• [PROMPT] Copy out each line of the data that holds the word "выражает".

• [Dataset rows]
--*--

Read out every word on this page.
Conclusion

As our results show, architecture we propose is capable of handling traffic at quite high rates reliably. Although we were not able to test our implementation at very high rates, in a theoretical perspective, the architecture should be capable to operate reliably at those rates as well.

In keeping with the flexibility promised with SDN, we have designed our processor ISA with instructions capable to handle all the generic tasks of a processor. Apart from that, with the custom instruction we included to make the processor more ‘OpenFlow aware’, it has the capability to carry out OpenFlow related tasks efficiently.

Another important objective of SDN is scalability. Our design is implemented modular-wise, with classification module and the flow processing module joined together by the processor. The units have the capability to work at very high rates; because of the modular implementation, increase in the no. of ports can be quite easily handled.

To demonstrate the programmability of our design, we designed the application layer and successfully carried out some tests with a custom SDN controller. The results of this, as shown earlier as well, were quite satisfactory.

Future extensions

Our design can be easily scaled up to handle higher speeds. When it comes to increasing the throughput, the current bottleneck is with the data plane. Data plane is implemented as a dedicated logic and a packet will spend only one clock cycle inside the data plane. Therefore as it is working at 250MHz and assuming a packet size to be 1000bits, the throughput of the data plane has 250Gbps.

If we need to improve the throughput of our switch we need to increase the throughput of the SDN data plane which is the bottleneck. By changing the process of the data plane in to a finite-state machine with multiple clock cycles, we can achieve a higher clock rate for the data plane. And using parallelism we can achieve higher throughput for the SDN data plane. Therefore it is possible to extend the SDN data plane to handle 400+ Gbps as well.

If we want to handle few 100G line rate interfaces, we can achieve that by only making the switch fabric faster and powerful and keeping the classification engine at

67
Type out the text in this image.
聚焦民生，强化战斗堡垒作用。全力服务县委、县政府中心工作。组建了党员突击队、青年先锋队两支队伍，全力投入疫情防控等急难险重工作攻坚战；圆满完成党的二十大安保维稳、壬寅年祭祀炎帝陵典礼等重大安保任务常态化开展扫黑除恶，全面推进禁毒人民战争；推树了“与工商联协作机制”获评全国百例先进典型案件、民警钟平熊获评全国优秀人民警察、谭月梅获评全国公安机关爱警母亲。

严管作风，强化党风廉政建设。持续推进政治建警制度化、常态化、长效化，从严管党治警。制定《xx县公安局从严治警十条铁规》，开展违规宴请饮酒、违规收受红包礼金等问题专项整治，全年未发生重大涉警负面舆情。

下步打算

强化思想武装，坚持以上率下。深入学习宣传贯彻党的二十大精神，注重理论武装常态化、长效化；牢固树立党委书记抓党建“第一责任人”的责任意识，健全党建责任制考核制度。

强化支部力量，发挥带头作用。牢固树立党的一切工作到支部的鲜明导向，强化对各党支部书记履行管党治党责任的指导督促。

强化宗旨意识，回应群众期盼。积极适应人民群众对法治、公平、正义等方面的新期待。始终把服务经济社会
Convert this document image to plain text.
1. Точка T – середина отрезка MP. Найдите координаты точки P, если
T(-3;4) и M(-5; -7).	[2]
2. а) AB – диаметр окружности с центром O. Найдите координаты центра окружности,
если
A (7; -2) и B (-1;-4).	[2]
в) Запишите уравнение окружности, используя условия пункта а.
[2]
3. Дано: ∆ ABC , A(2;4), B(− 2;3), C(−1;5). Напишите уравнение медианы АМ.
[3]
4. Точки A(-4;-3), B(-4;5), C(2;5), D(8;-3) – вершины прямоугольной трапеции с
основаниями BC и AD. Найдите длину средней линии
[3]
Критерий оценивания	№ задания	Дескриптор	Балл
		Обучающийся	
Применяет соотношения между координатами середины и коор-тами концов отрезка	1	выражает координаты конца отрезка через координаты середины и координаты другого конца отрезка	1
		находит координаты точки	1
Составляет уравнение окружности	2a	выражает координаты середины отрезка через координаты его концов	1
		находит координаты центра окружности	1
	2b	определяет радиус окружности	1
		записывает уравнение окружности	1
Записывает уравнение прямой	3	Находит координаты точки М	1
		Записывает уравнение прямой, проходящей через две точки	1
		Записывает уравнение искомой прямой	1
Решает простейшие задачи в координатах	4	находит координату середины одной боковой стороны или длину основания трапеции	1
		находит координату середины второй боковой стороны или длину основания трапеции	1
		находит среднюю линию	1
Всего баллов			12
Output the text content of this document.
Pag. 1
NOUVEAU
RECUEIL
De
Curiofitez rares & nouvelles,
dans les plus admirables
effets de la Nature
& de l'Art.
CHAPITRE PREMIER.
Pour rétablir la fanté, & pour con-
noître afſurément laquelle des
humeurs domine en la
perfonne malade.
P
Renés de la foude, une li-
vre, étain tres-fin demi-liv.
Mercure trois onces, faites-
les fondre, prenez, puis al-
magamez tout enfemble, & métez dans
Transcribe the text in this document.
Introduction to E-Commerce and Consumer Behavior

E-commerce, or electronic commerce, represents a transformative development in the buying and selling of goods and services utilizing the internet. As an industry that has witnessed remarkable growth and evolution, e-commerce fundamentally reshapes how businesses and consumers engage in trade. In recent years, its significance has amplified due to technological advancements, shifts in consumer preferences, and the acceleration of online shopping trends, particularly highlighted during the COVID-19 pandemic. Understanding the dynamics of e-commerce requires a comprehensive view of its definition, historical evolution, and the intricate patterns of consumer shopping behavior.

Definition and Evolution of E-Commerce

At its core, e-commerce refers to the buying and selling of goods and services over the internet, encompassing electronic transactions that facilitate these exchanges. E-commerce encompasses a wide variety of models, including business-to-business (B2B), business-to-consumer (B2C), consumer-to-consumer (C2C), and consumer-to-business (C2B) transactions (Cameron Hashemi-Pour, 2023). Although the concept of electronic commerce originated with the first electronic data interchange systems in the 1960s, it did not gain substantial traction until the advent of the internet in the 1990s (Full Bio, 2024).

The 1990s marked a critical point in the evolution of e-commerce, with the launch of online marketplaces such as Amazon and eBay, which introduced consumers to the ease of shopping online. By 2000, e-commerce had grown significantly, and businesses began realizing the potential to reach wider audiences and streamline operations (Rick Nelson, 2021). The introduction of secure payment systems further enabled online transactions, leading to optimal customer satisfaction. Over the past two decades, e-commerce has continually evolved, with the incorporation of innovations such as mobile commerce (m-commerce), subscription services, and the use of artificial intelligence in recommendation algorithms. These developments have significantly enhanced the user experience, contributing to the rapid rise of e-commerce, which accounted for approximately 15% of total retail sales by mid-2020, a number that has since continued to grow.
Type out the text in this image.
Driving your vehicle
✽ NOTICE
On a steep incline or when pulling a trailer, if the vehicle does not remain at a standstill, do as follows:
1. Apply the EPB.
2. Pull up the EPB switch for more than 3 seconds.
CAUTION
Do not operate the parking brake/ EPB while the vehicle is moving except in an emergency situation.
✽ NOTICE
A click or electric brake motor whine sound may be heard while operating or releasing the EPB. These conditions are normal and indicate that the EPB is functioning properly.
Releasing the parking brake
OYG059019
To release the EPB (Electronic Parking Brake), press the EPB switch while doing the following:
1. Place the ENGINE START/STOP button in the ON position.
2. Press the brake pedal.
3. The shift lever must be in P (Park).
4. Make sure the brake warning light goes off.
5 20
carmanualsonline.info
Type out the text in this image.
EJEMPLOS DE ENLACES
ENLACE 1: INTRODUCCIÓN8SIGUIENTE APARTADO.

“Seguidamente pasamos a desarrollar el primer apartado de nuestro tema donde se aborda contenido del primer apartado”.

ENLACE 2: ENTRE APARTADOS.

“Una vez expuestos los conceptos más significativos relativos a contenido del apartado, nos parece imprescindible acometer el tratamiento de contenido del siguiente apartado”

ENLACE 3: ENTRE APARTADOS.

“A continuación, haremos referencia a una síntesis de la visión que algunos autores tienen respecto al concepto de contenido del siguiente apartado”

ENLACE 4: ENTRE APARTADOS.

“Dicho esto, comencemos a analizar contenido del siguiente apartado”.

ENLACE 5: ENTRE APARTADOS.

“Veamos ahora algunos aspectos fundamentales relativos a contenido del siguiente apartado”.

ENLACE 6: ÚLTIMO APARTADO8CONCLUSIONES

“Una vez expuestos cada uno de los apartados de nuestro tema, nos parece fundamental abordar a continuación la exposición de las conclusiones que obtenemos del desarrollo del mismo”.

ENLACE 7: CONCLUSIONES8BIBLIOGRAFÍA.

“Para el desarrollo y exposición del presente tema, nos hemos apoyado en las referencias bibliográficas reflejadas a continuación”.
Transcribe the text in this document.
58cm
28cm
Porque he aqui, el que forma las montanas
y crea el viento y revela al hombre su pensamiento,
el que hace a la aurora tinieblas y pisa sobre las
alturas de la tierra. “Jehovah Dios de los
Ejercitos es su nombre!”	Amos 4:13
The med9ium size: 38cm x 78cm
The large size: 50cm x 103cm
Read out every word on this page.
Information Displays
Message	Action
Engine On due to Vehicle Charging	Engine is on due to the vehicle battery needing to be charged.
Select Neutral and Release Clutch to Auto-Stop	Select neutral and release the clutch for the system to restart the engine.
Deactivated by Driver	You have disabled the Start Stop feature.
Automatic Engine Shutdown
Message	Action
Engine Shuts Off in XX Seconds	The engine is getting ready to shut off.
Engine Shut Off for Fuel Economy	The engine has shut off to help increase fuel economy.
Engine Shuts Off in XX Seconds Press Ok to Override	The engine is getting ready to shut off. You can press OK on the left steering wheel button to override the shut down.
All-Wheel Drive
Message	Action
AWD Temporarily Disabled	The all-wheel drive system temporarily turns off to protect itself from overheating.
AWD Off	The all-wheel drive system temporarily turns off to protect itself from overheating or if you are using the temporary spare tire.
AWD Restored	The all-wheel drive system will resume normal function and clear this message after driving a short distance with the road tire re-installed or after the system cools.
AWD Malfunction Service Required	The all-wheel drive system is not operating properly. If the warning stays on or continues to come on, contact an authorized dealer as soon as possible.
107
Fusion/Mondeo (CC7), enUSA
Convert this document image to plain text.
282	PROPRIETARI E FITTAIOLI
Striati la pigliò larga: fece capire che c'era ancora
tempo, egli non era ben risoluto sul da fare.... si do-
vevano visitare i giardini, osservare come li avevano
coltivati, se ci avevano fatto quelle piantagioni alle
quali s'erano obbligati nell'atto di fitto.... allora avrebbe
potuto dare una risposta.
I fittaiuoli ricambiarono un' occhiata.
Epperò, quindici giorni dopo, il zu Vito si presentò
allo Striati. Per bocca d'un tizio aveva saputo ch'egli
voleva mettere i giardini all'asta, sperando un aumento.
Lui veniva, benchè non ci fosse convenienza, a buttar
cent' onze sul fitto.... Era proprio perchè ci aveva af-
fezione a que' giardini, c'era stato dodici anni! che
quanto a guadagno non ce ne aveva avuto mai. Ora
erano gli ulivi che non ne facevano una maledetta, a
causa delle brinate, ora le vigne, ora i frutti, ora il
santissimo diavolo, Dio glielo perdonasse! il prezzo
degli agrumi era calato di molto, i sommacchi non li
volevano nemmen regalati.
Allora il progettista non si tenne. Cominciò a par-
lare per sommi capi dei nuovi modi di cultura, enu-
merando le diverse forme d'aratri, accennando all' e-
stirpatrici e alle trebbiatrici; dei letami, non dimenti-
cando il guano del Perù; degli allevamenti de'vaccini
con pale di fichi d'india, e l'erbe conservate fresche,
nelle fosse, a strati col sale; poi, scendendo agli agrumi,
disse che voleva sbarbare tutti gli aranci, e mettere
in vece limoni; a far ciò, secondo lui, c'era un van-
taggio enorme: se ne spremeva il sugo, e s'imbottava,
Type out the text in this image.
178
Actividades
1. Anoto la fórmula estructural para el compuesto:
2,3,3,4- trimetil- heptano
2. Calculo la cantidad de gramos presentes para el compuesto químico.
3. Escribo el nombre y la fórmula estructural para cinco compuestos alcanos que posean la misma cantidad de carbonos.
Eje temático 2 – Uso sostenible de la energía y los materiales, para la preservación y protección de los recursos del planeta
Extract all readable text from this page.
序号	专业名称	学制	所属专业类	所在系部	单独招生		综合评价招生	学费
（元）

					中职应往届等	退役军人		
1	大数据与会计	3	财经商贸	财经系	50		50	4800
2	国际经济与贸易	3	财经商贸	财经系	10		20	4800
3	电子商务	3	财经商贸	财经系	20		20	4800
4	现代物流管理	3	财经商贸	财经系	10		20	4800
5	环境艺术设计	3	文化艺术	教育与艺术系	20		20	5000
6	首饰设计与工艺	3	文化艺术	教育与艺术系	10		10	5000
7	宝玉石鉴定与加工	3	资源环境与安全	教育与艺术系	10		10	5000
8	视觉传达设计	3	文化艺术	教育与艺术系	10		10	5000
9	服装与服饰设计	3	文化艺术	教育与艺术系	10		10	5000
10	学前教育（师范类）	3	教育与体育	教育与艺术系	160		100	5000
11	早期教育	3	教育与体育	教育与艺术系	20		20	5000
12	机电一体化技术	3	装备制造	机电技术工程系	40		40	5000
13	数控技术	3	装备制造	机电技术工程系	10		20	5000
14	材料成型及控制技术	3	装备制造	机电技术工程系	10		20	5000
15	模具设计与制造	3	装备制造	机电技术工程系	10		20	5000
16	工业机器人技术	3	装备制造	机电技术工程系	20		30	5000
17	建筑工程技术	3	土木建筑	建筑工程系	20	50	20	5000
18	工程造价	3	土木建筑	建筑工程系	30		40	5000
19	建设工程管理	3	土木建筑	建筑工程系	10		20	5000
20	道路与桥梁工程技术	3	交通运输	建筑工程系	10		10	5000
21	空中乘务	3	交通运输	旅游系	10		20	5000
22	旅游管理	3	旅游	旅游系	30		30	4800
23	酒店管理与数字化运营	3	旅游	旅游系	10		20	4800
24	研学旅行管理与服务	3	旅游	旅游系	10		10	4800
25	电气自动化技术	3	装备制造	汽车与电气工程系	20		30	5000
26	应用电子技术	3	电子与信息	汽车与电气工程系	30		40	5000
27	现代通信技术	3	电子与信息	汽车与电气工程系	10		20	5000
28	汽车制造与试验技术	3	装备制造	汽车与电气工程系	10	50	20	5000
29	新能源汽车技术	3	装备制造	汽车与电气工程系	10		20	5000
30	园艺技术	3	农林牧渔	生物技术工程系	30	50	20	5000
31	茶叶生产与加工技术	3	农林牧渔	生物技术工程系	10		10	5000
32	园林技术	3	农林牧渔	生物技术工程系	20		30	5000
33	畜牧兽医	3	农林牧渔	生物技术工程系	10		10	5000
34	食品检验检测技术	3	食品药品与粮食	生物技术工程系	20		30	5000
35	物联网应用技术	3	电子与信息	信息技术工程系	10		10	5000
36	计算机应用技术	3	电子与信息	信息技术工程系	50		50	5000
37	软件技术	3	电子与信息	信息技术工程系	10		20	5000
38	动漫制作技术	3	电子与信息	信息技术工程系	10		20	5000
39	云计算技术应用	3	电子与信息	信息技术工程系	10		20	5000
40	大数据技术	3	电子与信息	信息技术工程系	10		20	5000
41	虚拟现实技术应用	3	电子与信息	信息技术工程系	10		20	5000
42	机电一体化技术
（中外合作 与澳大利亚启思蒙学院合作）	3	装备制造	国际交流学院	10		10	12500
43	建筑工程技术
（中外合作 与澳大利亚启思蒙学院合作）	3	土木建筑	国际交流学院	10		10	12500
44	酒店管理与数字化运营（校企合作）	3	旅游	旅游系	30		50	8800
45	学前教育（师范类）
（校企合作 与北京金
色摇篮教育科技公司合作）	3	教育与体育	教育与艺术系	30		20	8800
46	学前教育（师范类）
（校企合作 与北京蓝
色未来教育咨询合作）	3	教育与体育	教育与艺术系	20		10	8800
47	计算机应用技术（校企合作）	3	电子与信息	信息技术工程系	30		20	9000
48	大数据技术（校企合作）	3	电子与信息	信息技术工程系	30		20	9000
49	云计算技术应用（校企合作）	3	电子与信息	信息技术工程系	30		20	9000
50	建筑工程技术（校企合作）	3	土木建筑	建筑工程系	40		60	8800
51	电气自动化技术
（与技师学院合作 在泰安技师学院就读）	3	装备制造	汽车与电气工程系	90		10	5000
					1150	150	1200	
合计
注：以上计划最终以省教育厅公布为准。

--*--

• [COMPLETED TASK]
Применяет соотношения между координатами середины и коор-тами концов отрезка	1	выражает координаты конца отрезка через координаты середины и координаты другого конца отрезка	1
Составляет уравнение окружности	2a	выражает координаты середины отрезка через координаты его концов	1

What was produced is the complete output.